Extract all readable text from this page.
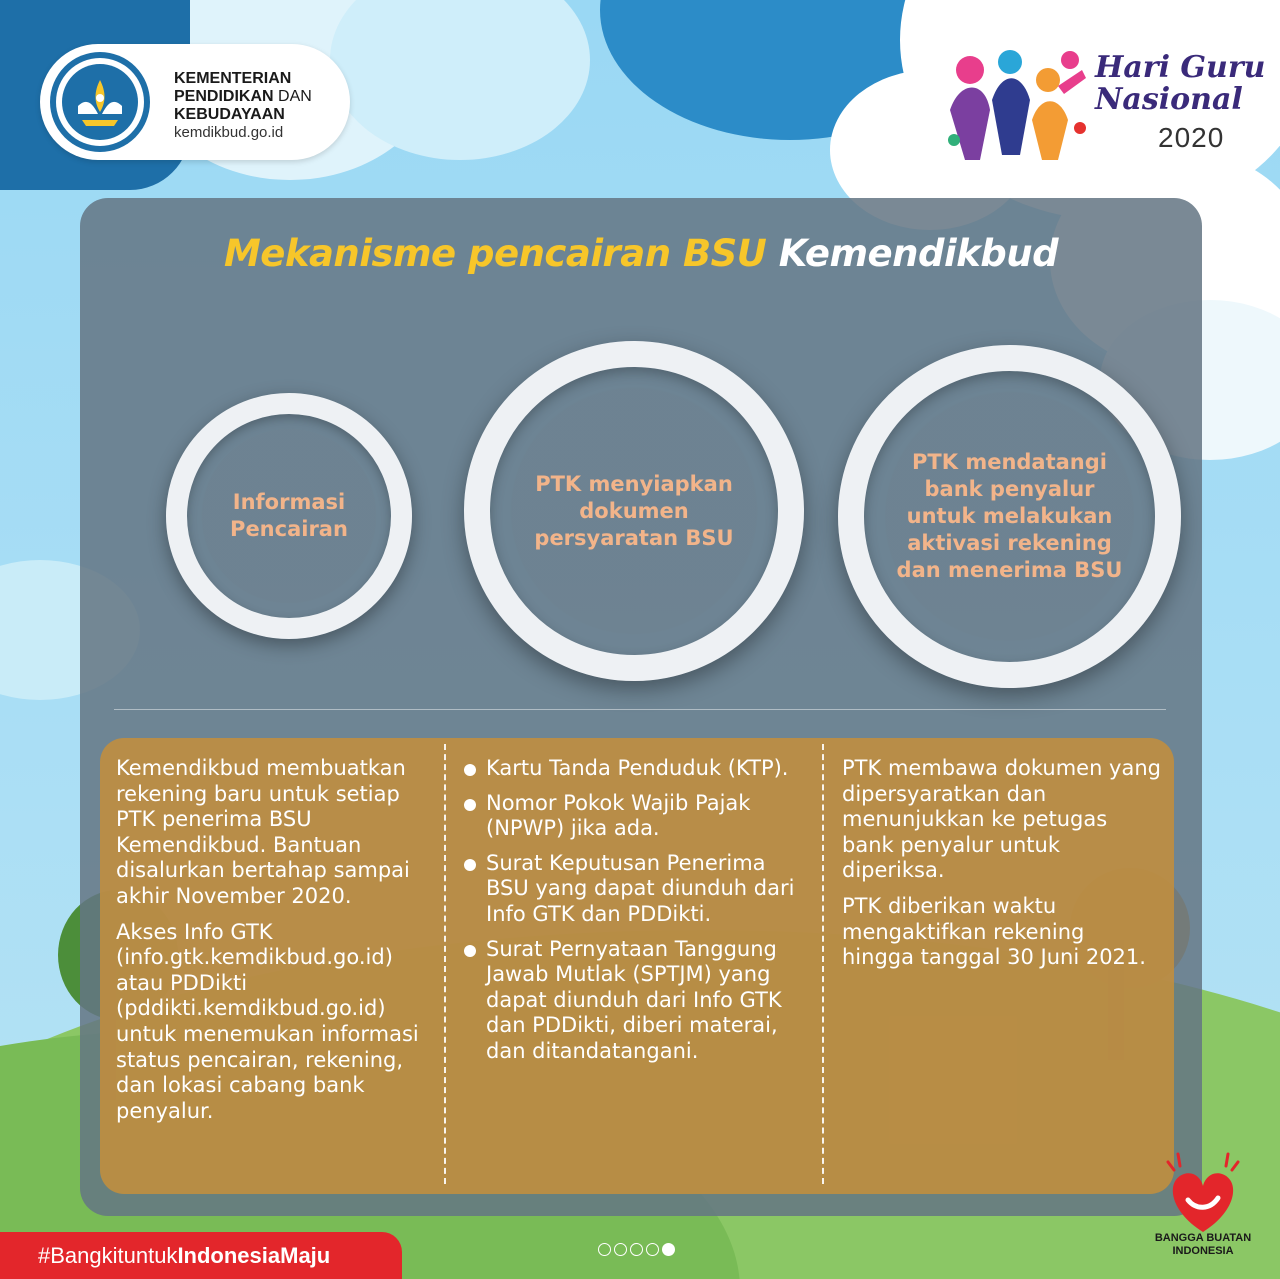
KEMENTERIAN
PENDIDIKAN DAN
KEBUDAYAAN
kemdikbud.go.id
Hari Guru
Nasional
2020
Mekanisme pencairan BSU Kemendikbud
Informasi Pencairan
PTK menyiapkan dokumen persyaratan BSU
PTK mendatangi bank penyalur untuk melakukan aktivasi rekening dan menerima BSU

Kemendikbud membuatkan rekening baru untuk setiap PTK penerima BSU Kemendikbud. Bantuan disalurkan bertahap sampai akhir November 2020.

Akses Info GTK (info.gtk.kemdikbud.go.id) atau PDDikti (pddikti.kemdikbud.go.id) untuk menemukan informasi status pencairan, rekening, dan lokasi cabang bank penyalur.

Kartu Tanda Penduduk (KTP).
Nomor Pokok Wajib Pajak (NPWP) jika ada.
Surat Keputusan Penerima BSU yang dapat diunduh dari Info GTK dan PDDikti.
Surat Pernyataan Tanggung Jawab Mutlak (SPTJM) yang dapat diunduh dari Info GTK dan PDDikti, diberi materai, dan ditandatangani.

PTK membawa dokumen yang dipersyaratkan dan menunjukkan ke petugas bank penyalur untuk diperiksa.

PTK diberikan waktu mengaktifkan rekening hingga tanggal 30 Juni 2021.

#Bangkituntuk IndonesiaMaju
BANGGA BUATAN
INDONESIA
────
Requirements
Leaving all pictures aside, quote each record exactly.

Response to the task
Extract all readable text from this page.
KEMENTERIAN
PENDIDIKAN DAN
KEBUDAYAAN
kemdikbud.go.id
Hari Guru
Nasional
2020
Mekanisme pencairan BSU Kemendikbud
Informasi Pencairan
PTK menyiapkan dokumen persyaratan BSU
PTK mendatangi bank penyalur untuk melakukan aktivasi rekening dan menerima BSU

Kemendikbud membuatkan rekening baru untuk setiap PTK penerima BSU Kemendikbud. Bantuan disalurkan bertahap sampai akhir November 2020.

Akses Info GTK (info.gtk.kemdikbud.go.id) atau PDDikti (pddikti.kemdikbud.go.id) untuk menemukan informasi status pencairan, rekening, dan lokasi cabang bank penyalur.

Kartu Tanda Penduduk (KTP).
Nomor Pokok Wajib Pajak (NPWP) jika ada.
Surat Keputusan Penerima BSU yang dapat diunduh dari Info GTK dan PDDikti.
Surat Pernyataan Tanggung Jawab Mutlak (SPTJM) yang dapat diunduh dari Info GTK dan PDDikti, diberi materai, dan ditandatangani.

PTK membawa dokumen yang dipersyaratkan dan menunjukkan ke petugas bank penyalur untuk diperiksa.

PTK diberikan waktu mengaktifkan rekening hingga tanggal 30 Juni 2021.

#Bangkituntuk IndonesiaMaju
BANGGA BUATAN
INDONESIA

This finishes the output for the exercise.